(THE EXERCISE)
Using the records provided below, locate and copy each line that contains the word "this".

■ ■ ■ ■ ■

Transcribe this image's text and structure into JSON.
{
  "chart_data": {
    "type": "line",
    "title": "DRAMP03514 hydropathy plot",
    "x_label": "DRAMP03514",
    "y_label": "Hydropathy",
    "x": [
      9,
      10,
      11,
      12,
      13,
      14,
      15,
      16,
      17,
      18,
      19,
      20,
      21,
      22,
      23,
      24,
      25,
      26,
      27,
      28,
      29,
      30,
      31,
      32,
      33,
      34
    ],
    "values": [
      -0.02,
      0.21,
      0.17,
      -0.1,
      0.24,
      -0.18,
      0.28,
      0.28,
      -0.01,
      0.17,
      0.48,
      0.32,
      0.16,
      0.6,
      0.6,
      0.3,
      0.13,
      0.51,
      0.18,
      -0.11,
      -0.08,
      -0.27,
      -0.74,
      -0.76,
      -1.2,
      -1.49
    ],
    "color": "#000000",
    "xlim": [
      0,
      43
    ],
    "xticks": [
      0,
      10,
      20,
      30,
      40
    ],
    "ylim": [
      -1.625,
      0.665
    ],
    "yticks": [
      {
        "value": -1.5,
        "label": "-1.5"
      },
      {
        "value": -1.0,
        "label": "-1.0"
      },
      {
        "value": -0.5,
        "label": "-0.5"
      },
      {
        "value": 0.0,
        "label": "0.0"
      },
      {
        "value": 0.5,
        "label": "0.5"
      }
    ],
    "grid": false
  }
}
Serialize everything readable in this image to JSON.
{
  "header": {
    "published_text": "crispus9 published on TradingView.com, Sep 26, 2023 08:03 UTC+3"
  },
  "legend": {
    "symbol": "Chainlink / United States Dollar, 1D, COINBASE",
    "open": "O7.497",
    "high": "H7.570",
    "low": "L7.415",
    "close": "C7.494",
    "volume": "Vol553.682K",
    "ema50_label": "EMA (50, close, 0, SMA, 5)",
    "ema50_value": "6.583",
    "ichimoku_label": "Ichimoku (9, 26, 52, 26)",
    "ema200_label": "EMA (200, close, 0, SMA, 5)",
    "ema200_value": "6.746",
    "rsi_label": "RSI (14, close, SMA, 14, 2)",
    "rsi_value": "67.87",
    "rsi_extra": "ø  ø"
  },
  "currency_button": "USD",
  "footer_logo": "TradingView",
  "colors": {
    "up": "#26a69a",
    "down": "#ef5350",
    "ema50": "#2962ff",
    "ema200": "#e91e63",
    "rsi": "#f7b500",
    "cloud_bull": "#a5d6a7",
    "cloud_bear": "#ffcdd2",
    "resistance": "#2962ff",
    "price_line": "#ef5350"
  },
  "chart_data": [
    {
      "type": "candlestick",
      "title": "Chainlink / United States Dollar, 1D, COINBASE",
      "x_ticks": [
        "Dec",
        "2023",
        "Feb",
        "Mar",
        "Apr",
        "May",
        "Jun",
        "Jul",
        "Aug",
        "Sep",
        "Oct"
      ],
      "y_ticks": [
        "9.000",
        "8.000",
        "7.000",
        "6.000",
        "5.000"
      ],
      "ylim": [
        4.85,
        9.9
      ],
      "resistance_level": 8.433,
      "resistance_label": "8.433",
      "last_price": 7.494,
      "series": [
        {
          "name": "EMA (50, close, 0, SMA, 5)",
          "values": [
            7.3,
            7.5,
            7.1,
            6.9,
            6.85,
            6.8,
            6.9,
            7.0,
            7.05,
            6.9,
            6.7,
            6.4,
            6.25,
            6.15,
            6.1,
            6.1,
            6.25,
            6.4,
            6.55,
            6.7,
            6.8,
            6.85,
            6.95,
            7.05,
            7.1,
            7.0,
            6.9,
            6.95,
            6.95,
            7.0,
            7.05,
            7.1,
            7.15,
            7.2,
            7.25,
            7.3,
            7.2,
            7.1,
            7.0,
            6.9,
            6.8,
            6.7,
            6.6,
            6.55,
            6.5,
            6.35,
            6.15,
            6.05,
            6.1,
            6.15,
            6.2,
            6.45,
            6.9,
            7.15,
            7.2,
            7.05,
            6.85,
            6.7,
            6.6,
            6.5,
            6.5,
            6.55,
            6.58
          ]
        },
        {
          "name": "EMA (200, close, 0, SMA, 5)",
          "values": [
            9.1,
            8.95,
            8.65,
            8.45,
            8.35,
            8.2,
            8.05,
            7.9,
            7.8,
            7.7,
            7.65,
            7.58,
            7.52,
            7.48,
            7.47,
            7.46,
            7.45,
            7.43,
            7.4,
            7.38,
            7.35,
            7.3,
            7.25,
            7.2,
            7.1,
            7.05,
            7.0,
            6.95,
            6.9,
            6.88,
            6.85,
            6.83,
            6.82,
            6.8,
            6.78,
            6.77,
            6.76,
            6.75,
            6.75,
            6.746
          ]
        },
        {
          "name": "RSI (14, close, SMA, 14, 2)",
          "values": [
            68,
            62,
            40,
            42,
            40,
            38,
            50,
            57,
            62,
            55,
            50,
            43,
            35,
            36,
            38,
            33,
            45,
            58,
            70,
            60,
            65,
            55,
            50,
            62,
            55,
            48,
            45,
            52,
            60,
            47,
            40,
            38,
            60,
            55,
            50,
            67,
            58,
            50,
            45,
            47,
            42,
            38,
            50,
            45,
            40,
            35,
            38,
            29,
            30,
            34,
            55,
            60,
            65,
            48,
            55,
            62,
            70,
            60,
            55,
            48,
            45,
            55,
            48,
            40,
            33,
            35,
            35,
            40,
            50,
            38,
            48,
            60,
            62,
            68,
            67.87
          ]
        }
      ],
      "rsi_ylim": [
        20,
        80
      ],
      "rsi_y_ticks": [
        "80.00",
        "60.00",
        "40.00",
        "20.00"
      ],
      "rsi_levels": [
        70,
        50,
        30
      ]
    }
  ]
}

■ ■ ■ ■ ■

(THE SOLUTION)
Transcribe this image's text and structure into JSON.
Serialize everything readable in this image to JSON.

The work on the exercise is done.